— start of RECORDS FOR PROCESSING —
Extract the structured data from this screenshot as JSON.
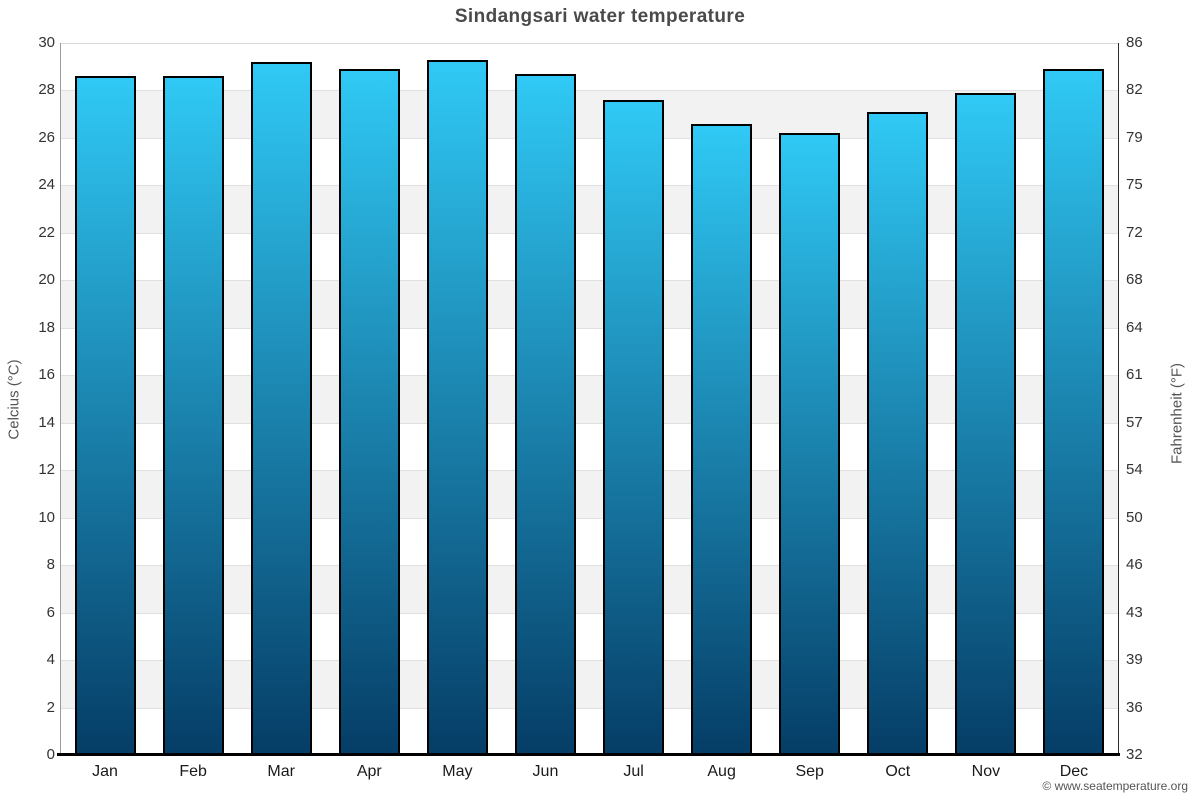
{
  "title": "Sindangsari water temperature",
  "watermark": "© www.seatemperature.org",
  "chart_data": {
    "type": "bar",
    "title": "Sindangsari water temperature",
    "categories": [
      "Jan",
      "Feb",
      "Mar",
      "Apr",
      "May",
      "Jun",
      "Jul",
      "Aug",
      "Sep",
      "Oct",
      "Nov",
      "Dec"
    ],
    "values": [
      28.6,
      28.6,
      29.2,
      28.9,
      29.3,
      28.7,
      27.6,
      26.6,
      26.2,
      27.1,
      27.9,
      28.9
    ],
    "xlabel": "",
    "ylabel_left": "Celcius (°C)",
    "ylabel_right": "Fahrenheit (°F)",
    "ylim_left": [
      0,
      30
    ],
    "yticks_left": [
      30,
      28,
      26,
      24,
      22,
      20,
      18,
      16,
      14,
      12,
      10,
      8,
      6,
      4,
      2,
      0
    ],
    "yticks_right": [
      86,
      82,
      79,
      75,
      72,
      68,
      64,
      61,
      57,
      54,
      50,
      46,
      43,
      39,
      36,
      32
    ],
    "grid": "horizontal-bands-alternating",
    "legend": "none",
    "colors": {
      "bar_gradient_top": "#30c9f5",
      "bar_gradient_bottom": "#053d66",
      "bar_border": "#000000",
      "band_gray": "#f2f2f2",
      "band_white": "#ffffff",
      "gridline": "#e0e0e0",
      "title_text": "#4a4a4a",
      "tick_text": "#333333",
      "axis_title_text": "#555555"
    }
  }
}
— end of RECORDS FOR PROCESSING —
• [TASK OBJECTIVE] Leave out every line without the string "Sindangsari" and copy the rest.

• [OUTPUT FOR THIS TASK]
  "title": "Sindangsari water temperature",
    "title": "Sindangsari water temperature",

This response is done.